Go through the listing and copy each line with the string "JSON".

— Records excerpted from a collection —
:::::
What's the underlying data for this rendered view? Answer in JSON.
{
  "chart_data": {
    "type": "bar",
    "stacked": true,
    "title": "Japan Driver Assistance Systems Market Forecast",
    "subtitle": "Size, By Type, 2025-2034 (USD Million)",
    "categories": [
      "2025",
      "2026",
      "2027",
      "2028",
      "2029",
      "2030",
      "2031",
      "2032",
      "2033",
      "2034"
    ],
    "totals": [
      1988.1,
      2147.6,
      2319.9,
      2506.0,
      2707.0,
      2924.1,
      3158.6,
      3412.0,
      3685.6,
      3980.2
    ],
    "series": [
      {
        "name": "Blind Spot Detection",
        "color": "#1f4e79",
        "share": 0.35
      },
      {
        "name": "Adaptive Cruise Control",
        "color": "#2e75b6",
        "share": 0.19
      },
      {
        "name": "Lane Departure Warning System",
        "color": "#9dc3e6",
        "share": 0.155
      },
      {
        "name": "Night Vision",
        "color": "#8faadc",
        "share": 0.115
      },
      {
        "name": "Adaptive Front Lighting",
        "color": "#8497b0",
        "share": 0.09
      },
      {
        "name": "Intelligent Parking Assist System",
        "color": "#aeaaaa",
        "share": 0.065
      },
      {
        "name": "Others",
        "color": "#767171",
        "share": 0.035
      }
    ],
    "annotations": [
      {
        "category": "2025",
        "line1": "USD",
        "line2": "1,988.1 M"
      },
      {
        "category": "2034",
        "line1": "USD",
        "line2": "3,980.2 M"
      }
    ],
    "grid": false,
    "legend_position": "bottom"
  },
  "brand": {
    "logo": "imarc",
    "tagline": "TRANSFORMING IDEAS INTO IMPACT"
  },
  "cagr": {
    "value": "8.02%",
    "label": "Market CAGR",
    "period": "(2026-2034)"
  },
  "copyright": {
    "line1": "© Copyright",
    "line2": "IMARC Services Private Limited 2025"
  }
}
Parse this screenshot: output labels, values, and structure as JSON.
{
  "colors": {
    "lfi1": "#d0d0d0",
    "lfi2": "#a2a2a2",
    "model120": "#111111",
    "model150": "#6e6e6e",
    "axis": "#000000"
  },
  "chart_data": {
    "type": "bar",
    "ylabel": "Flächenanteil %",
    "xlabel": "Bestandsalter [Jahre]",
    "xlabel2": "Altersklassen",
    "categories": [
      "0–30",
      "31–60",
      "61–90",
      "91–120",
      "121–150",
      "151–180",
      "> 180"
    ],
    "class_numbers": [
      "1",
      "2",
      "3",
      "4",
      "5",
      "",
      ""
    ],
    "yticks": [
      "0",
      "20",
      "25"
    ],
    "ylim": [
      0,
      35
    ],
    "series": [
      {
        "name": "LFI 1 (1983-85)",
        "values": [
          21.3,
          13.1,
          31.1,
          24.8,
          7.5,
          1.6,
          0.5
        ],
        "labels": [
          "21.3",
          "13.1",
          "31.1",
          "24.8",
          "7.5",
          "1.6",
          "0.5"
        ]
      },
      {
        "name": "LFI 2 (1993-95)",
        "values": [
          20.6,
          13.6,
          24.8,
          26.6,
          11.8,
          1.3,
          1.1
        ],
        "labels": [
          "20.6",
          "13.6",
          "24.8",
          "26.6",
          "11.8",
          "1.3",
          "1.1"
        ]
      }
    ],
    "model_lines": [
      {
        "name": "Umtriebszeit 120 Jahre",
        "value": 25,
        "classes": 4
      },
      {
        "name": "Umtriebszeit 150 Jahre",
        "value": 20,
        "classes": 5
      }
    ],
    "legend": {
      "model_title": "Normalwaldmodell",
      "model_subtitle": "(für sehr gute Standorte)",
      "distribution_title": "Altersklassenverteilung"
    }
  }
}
:::::
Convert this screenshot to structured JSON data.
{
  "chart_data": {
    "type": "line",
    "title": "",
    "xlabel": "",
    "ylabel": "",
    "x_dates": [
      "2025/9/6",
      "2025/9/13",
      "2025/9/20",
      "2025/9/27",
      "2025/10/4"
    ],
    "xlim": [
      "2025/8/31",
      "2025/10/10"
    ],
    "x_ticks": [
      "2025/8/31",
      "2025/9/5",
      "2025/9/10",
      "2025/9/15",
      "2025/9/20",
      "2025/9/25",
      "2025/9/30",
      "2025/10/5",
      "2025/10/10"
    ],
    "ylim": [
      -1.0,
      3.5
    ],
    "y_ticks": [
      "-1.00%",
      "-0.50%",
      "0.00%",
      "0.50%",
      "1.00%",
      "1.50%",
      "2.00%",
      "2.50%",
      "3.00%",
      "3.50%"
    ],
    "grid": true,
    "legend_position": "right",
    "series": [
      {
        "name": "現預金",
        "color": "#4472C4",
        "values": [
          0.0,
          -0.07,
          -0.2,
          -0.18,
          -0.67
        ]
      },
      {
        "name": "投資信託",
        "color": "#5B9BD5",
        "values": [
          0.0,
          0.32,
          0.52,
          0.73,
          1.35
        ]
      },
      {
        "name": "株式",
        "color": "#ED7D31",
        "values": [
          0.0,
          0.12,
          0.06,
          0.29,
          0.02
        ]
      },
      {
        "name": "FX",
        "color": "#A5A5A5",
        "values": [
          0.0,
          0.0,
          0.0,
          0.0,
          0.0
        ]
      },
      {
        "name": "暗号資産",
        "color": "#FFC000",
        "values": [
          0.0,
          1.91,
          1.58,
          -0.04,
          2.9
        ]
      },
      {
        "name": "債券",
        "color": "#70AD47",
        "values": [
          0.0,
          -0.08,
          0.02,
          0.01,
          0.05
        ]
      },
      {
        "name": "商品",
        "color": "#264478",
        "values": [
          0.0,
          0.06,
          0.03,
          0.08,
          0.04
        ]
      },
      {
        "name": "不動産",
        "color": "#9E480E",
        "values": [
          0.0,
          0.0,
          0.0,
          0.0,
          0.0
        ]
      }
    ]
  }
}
:::::
— Response to this task —
What's the underlying data for this rendered view? Answer in JSON.
Parse this screenshot: output labels, values, and structure as JSON.
Convert this screenshot to structured JSON data.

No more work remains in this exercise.